Extract the lines that hold the string "simulatedannealing".

* * * * * * *

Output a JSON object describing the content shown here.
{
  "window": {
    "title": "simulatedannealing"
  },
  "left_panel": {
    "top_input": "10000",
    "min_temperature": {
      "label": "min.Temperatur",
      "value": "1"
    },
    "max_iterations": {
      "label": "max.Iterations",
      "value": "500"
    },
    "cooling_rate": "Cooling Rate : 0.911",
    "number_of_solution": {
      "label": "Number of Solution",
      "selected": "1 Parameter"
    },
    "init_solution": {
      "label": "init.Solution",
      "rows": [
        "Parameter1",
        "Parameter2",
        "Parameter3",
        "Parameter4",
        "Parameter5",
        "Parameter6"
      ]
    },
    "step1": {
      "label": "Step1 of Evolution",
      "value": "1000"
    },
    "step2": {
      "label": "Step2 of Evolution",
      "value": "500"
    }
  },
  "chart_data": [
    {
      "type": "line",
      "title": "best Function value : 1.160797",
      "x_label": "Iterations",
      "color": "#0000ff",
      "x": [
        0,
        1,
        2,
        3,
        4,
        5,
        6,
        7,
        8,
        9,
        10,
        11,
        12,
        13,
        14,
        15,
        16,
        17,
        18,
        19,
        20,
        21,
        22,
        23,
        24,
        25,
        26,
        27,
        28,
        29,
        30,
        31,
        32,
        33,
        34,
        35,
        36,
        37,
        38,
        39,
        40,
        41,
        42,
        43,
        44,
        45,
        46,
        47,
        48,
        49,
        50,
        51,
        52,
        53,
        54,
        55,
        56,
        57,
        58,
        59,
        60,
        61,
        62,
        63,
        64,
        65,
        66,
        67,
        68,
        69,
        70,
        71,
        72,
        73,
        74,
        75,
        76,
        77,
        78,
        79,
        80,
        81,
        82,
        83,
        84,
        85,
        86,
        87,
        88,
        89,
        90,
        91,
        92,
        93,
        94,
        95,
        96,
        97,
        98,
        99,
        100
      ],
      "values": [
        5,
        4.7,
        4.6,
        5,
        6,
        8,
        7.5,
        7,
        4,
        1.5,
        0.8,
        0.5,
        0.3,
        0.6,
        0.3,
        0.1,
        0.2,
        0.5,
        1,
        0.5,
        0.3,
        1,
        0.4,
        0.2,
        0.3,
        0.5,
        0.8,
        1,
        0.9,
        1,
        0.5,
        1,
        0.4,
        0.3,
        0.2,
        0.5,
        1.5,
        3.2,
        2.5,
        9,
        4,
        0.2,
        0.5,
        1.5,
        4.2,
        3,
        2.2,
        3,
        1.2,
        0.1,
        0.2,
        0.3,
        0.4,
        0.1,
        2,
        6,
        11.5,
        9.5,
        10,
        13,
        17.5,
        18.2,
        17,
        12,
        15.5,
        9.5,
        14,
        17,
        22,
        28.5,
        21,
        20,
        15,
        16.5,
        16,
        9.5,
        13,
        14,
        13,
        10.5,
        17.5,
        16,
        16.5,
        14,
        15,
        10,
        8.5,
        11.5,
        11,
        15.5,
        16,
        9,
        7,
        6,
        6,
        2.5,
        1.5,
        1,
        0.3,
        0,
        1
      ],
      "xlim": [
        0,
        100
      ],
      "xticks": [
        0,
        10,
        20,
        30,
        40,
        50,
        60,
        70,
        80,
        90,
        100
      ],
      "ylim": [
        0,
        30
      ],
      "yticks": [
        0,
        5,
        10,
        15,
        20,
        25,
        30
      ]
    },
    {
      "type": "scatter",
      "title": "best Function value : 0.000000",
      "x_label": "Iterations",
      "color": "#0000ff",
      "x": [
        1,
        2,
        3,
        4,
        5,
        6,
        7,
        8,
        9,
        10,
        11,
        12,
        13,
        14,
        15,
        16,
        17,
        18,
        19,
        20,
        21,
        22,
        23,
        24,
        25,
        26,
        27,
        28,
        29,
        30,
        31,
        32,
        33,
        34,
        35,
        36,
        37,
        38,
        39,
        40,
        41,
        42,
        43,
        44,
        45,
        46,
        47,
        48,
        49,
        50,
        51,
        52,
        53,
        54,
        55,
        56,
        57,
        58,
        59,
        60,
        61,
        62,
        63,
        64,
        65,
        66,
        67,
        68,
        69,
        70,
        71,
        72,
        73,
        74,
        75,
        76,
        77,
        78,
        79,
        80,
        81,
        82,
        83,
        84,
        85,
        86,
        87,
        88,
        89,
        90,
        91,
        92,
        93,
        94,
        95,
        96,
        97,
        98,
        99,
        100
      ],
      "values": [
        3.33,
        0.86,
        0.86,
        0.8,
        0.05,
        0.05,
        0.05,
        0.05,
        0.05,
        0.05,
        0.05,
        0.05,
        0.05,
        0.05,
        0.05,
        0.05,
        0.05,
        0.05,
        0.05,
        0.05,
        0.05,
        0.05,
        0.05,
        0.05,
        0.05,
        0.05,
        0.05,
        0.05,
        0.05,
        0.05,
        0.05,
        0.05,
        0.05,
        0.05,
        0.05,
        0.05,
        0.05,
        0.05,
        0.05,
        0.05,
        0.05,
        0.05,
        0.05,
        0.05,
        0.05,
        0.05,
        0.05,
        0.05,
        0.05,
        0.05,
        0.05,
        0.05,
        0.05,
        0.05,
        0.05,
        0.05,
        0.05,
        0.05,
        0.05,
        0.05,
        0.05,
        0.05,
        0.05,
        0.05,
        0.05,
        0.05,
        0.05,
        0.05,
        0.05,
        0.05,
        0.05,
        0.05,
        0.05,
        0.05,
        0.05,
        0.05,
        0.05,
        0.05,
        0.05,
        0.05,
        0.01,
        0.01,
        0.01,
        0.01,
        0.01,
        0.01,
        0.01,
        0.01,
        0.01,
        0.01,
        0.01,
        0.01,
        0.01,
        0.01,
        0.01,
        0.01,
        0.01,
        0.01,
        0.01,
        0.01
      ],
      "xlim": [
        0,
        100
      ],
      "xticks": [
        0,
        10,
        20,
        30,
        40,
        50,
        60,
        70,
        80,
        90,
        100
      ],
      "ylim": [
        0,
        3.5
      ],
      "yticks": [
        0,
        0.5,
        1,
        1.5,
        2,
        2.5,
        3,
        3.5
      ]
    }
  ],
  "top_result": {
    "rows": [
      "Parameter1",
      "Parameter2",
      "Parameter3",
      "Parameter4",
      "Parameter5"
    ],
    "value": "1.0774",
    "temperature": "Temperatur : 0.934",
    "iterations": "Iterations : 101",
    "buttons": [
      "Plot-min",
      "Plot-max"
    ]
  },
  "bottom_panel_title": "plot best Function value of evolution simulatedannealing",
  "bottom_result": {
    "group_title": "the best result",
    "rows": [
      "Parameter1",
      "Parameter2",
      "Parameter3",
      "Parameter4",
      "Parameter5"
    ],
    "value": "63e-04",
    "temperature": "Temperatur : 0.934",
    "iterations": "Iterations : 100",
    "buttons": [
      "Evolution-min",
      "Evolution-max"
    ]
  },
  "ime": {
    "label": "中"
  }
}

* * * * * * *

- [WRITTEN ANSWER]:
    "title": "simulatedannealing"
  "bottom_panel_title": "plot best Function value of evolution simulatedannealing",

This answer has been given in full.